_Requirement_
Output the material beneath exactly, leaving nothing out.

_Figure contents as structured data_
+++

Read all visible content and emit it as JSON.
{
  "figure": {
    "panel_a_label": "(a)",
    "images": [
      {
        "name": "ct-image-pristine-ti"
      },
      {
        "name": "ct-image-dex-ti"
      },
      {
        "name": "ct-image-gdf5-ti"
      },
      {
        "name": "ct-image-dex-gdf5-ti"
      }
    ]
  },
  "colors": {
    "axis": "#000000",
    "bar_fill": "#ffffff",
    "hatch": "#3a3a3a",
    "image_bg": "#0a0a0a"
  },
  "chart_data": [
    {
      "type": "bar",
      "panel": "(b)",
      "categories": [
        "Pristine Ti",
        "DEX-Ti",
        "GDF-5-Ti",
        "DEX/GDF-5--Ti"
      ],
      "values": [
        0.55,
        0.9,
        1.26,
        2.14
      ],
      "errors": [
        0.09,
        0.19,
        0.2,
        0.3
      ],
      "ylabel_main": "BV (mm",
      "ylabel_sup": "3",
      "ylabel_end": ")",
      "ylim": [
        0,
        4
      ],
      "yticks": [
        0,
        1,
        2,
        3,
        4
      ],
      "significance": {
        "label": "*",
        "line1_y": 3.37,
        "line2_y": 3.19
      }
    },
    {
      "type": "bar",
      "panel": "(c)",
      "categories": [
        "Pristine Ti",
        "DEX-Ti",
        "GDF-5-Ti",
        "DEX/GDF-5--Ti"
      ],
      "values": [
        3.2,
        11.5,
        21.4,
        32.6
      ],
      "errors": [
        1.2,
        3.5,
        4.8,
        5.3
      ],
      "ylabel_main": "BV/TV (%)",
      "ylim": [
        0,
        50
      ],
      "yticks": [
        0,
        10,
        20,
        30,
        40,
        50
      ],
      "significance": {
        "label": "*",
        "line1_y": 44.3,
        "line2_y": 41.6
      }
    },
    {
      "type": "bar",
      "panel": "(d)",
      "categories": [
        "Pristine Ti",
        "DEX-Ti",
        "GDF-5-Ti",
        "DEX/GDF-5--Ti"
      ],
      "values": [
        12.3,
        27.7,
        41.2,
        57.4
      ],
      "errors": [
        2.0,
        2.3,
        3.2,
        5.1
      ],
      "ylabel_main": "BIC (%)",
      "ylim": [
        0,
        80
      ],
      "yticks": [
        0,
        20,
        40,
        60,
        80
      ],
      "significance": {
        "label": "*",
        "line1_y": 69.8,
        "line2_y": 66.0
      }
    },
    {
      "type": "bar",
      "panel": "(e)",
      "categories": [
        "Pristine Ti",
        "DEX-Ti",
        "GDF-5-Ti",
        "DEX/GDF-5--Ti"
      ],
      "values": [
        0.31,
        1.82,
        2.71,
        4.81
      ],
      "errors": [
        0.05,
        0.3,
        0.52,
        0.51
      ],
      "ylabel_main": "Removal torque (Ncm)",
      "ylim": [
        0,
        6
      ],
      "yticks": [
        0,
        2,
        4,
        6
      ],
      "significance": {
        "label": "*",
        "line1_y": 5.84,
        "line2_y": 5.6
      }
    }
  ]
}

+++

_Solution to the exercise_
Read all visible content and emit it as JSON.
{
  "figure": {
    "panel_a_label": "(a)",
    "images": [
      {
        "name": "ct-image-pristine-ti"
      },
      {
        "name": "ct-image-dex-ti"
      },
      {
        "name": "ct-image-gdf5-ti"
      },
      {
        "name": "ct-image-dex-gdf5-ti"
      }
    ]
  },
  "colors": {
    "axis": "#000000",
    "bar_fill": "#ffffff",
    "hatch": "#3a3a3a",
    "image_bg": "#0a0a0a"
  },
  "chart_data": [
    {
      "type": "bar",
      "panel": "(b)",
      "categories": [
        "Pristine Ti",
        "DEX-Ti",
        "GDF-5-Ti",
        "DEX/GDF-5--Ti"
      ],
      "values": [
        0.55,
        0.9,
        1.26,
        2.14
      ],
      "errors": [
        0.09,
        0.19,
        0.2,
        0.3
      ],
      "ylabel_main": "BV (mm",
      "ylabel_sup": "3",
      "ylabel_end": ")",
      "ylim": [
        0,
        4
      ],
      "yticks": [
        0,
        1,
        2,
        3,
        4
      ],
      "significance": {
        "label": "*",
        "line1_y": 3.37,
        "line2_y": 3.19
      }
    },
    {
      "type": "bar",
      "panel": "(c)",
      "categories": [
        "Pristine Ti",
        "DEX-Ti",
        "GDF-5-Ti",
        "DEX/GDF-5--Ti"
      ],
      "values": [
        3.2,
        11.5,
        21.4,
        32.6
      ],
      "errors": [
        1.2,
        3.5,
        4.8,
        5.3
      ],
      "ylabel_main": "BV/TV (%)",
      "ylim": [
        0,
        50
      ],
      "yticks": [
        0,
        10,
        20,
        30,
        40,
        50
      ],
      "significance": {
        "label": "*",
        "line1_y": 44.3,
        "line2_y": 41.6
      }
    },
    {
      "type": "bar",
      "panel": "(d)",
      "categories": [
        "Pristine Ti",
        "DEX-Ti",
        "GDF-5-Ti",
        "DEX/GDF-5--Ti"
      ],
      "values": [
        12.3,
        27.7,
        41.2,
        57.4
      ],
      "errors": [
        2.0,
        2.3,
        3.2,
        5.1
      ],
      "ylabel_main": "BIC (%)",
      "ylim": [
        0,
        80
      ],
      "yticks": [
        0,
        20,
        40,
        60,
        80
      ],
      "significance": {
        "label": "*",
        "line1_y": 69.8,
        "line2_y": 66.0
      }
    },
    {
      "type": "bar",
      "panel": "(e)",
      "categories": [
        "Pristine Ti",
        "DEX-Ti",
        "GDF-5-Ti",
        "DEX/GDF-5--Ti"
      ],
      "values": [
        0.31,
        1.82,
        2.71,
        4.81
      ],
      "errors": [
        0.05,
        0.3,
        0.52,
        0.51
      ],
      "ylabel_main": "Removal torque (Ncm)",
      "ylim": [
        0,
        6
      ],
      "yticks": [
        0,
        2,
        4,
        6
      ],
      "significance": {
        "label": "*",
        "line1_y": 5.84,
        "line2_y": 5.6
      }
    }
  ]
}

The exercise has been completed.